Return nothing but the lines from the line containing "Decode this image" through the last line of the records, reproduced exactly.

(Extracted records)
_ _ _ _ _ _ _

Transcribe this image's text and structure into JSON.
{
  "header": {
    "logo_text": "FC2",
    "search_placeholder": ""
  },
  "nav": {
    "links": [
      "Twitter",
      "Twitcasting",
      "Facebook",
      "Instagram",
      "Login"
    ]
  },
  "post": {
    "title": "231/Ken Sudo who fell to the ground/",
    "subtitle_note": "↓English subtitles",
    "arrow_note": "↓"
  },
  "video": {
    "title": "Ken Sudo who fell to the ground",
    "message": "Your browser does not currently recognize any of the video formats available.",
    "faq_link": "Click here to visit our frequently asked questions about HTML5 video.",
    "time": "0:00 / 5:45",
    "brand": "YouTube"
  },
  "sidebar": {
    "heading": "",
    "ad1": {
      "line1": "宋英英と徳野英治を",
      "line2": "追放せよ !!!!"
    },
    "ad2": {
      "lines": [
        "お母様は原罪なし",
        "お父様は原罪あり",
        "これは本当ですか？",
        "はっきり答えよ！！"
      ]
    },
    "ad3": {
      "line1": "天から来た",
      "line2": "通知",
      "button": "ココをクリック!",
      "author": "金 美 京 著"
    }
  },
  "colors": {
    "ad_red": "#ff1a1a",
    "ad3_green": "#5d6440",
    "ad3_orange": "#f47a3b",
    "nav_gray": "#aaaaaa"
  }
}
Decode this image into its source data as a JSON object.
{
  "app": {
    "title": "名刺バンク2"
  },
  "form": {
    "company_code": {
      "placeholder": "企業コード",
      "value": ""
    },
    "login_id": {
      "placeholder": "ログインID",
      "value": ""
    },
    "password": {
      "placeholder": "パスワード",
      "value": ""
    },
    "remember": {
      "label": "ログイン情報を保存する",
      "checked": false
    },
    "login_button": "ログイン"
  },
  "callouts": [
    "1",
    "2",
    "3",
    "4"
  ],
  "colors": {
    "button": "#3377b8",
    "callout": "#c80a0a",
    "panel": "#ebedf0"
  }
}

_ _ _ _ _ _ _

* Answer to this problem *
Decode this image into its source data as a JSON object.
{
  "app": {
    "title": "名刺バンク2"
  },
  "form": {
    "company_code": {
      "placeholder": "企業コード",
      "value": ""
    },
    "login_id": {
      "placeholder": "ログインID",
      "value": ""
    },
    "password": {
      "placeholder": "パスワード",
      "value": ""
    },
    "remember": {
      "label": "ログイン情報を保存する",
      "checked": false
    },
    "login_button": "ログイン"
  },
  "callouts": [
    "1",
    "2",
    "3",
    "4"
  ],
  "colors": {
    "button": "#3377b8",
    "callout": "#c80a0a",
    "panel": "#ebedf0"
  }
}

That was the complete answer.